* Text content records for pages
━━━━━━━━━━━━━━━━━━━━━━━━━━━━━━

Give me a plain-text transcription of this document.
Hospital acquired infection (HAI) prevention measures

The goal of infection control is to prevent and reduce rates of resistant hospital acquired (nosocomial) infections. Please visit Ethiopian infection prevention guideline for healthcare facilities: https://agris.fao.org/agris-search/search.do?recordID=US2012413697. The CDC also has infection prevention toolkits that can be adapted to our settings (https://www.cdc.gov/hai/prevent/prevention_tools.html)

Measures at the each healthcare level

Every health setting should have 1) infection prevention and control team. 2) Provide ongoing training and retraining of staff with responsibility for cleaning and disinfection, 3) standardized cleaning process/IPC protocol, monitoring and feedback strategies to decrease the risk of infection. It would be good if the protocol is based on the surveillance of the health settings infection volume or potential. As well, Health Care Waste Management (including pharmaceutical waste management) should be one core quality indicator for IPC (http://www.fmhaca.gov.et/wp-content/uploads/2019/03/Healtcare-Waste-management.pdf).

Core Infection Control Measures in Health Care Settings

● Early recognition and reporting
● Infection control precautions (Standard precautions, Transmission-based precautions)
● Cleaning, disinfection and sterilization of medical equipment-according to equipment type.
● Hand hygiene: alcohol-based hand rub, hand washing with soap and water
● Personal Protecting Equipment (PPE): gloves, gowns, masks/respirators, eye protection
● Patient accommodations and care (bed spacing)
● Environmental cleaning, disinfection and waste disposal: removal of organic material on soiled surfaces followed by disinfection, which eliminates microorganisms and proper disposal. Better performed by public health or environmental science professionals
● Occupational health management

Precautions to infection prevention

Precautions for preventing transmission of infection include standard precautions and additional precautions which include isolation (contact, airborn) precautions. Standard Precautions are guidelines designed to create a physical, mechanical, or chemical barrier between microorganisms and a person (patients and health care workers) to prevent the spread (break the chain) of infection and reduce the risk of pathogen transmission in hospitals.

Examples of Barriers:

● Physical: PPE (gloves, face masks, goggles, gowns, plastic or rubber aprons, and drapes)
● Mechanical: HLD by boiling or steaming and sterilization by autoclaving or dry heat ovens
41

━━━━━━━━━━━━━━━━━━━━━━━━━━━━━━

* What the exercise asks
Every line that holds the word "masks" should be copied from the records above.

* Answer space
● Personal Protecting Equipment (PPE): gloves, gowns, masks/respirators, eye protection
● Physical: PPE (gloves, face masks, goggles, gowns, plastic or rubber aprons, and drapes)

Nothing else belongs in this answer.